• [MATERIAL TO PROCESS]:
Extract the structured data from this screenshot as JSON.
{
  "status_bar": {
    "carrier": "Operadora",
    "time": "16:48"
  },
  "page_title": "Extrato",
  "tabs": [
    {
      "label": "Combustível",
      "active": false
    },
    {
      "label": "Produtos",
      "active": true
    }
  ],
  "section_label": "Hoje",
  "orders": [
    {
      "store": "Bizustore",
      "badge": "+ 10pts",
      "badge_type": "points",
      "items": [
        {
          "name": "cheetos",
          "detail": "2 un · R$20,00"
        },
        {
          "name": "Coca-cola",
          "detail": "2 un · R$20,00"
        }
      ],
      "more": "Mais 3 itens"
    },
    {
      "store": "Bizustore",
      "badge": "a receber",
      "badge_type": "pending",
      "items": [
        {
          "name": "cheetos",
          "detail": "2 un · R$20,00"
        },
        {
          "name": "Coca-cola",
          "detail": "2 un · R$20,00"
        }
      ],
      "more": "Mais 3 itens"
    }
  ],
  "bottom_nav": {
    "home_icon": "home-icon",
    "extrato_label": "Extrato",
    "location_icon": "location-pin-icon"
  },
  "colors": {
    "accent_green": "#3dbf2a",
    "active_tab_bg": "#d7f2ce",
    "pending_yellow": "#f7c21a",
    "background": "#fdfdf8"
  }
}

• [INSTRUCTION]: Each line of the material above must be retyped precisely.

• [THE ANSWER]:
Extract the structured data from this screenshot as JSON.
{
  "status_bar": {
    "carrier": "Operadora",
    "time": "16:48"
  },
  "page_title": "Extrato",
  "tabs": [
    {
      "label": "Combustível",
      "active": false
    },
    {
      "label": "Produtos",
      "active": true
    }
  ],
  "section_label": "Hoje",
  "orders": [
    {
      "store": "Bizustore",
      "badge": "+ 10pts",
      "badge_type": "points",
      "items": [
        {
          "name": "cheetos",
          "detail": "2 un · R$20,00"
        },
        {
          "name": "Coca-cola",
          "detail": "2 un · R$20,00"
        }
      ],
      "more": "Mais 3 itens"
    },
    {
      "store": "Bizustore",
      "badge": "a receber",
      "badge_type": "pending",
      "items": [
        {
          "name": "cheetos",
          "detail": "2 un · R$20,00"
        },
        {
          "name": "Coca-cola",
          "detail": "2 un · R$20,00"
        }
      ],
      "more": "Mais 3 itens"
    }
  ],
  "bottom_nav": {
    "home_icon": "home-icon",
    "extrato_label": "Extrato",
    "location_icon": "location-pin-icon"
  },
  "colors": {
    "accent_green": "#3dbf2a",
    "active_tab_bg": "#d7f2ce",
    "pending_yellow": "#f7c21a",
    "background": "#fdfdf8"
  }
}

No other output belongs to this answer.